▶ Written task
Quote all of the data exactly as given. Skip every picture it contains.

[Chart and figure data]
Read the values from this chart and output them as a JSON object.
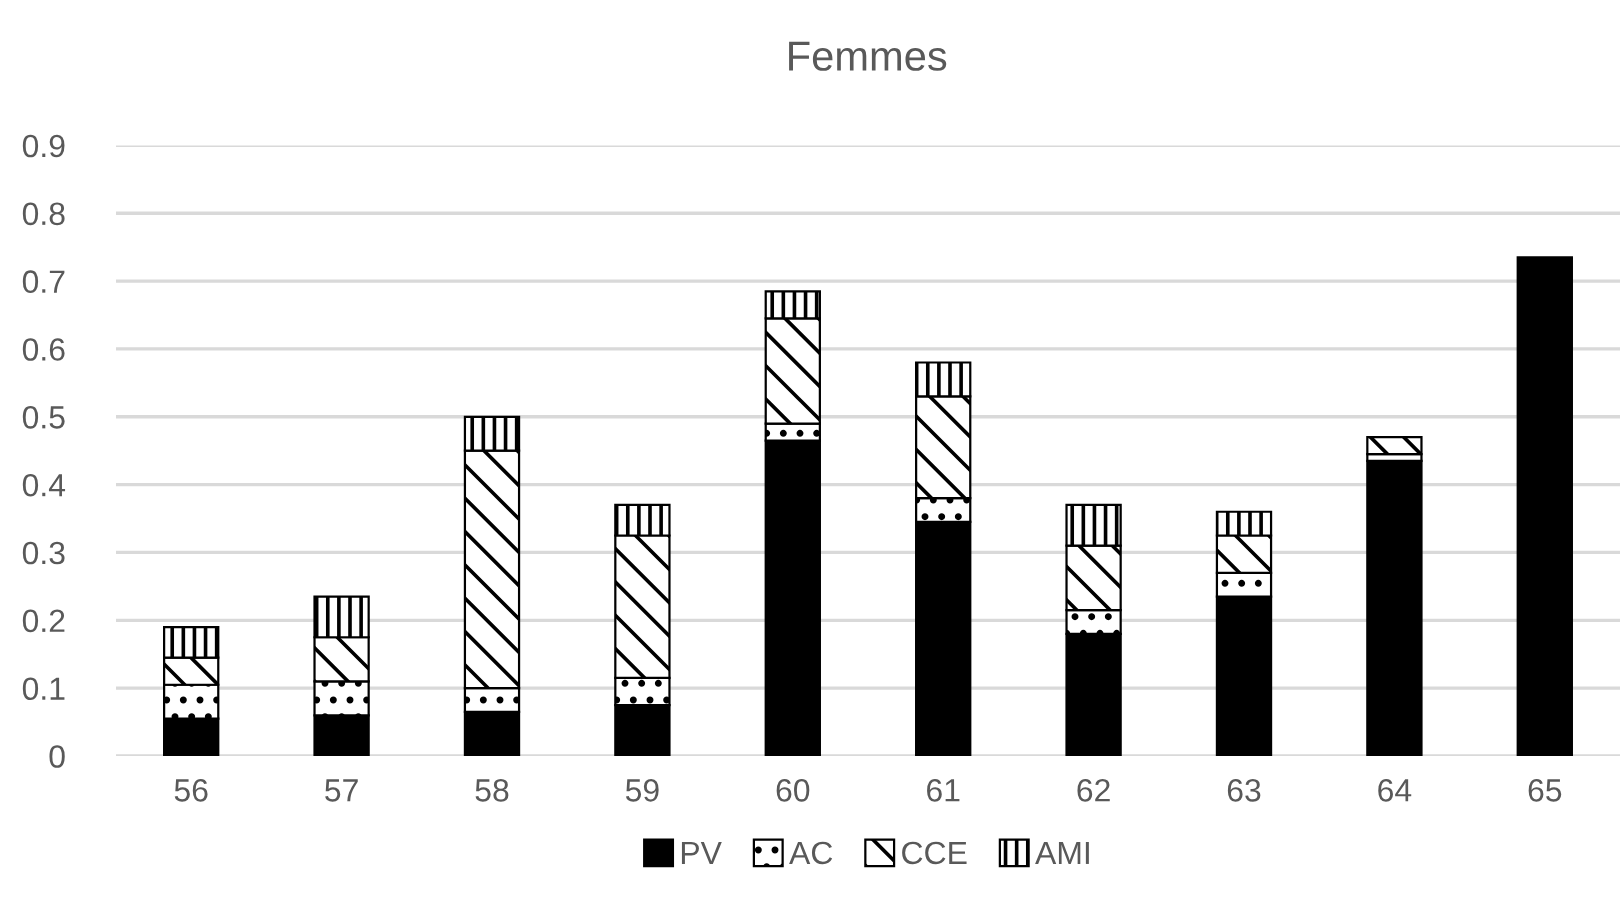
{
  "chart_data": {
    "type": "bar",
    "title": "Femmes",
    "categories": [
      "56",
      "57",
      "58",
      "59",
      "60",
      "61",
      "62",
      "63",
      "64",
      "65"
    ],
    "stacked": true,
    "series": [
      {
        "name": "PV",
        "color": "#000000",
        "values": [
          0.055,
          0.06,
          0.065,
          0.075,
          0.465,
          0.345,
          0.18,
          0.235,
          0.435,
          0.735
        ]
      },
      {
        "name": "AC",
        "color": "#ffffff",
        "values": [
          0.05,
          0.05,
          0.035,
          0.04,
          0.025,
          0.035,
          0.035,
          0.035,
          0.01,
          0
        ]
      },
      {
        "name": "CCE",
        "color": "#ffffff",
        "values": [
          0.04,
          0.065,
          0.35,
          0.21,
          0.155,
          0.15,
          0.095,
          0.055,
          0.025,
          0
        ]
      },
      {
        "name": "AMI",
        "color": "#ffffff",
        "values": [
          0.045,
          0.06,
          0.05,
          0.045,
          0.04,
          0.05,
          0.06,
          0.035,
          0,
          0
        ]
      }
    ],
    "ylim": [
      0,
      0.9
    ],
    "yticks": [
      0,
      0.1,
      0.2,
      0.3,
      0.4,
      0.5,
      0.6,
      0.7,
      0.8,
      0.9
    ],
    "grid": "y",
    "legend": "bottom"
  }
}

▶ Exercise solution
Read the values from this chart and output them as a JSON object.
{
  "chart_data": {
    "type": "bar",
    "title": "Femmes",
    "categories": [
      "56",
      "57",
      "58",
      "59",
      "60",
      "61",
      "62",
      "63",
      "64",
      "65"
    ],
    "stacked": true,
    "series": [
      {
        "name": "PV",
        "color": "#000000",
        "values": [
          0.055,
          0.06,
          0.065,
          0.075,
          0.465,
          0.345,
          0.18,
          0.235,
          0.435,
          0.735
        ]
      },
      {
        "name": "AC",
        "color": "#ffffff",
        "values": [
          0.05,
          0.05,
          0.035,
          0.04,
          0.025,
          0.035,
          0.035,
          0.035,
          0.01,
          0
        ]
      },
      {
        "name": "CCE",
        "color": "#ffffff",
        "values": [
          0.04,
          0.065,
          0.35,
          0.21,
          0.155,
          0.15,
          0.095,
          0.055,
          0.025,
          0
        ]
      },
      {
        "name": "AMI",
        "color": "#ffffff",
        "values": [
          0.045,
          0.06,
          0.05,
          0.045,
          0.04,
          0.05,
          0.06,
          0.035,
          0,
          0
        ]
      }
    ],
    "ylim": [
      0,
      0.9
    ],
    "yticks": [
      0,
      0.1,
      0.2,
      0.3,
      0.4,
      0.5,
      0.6,
      0.7,
      0.8,
      0.9
    ],
    "grid": "y",
    "legend": "bottom"
  }
}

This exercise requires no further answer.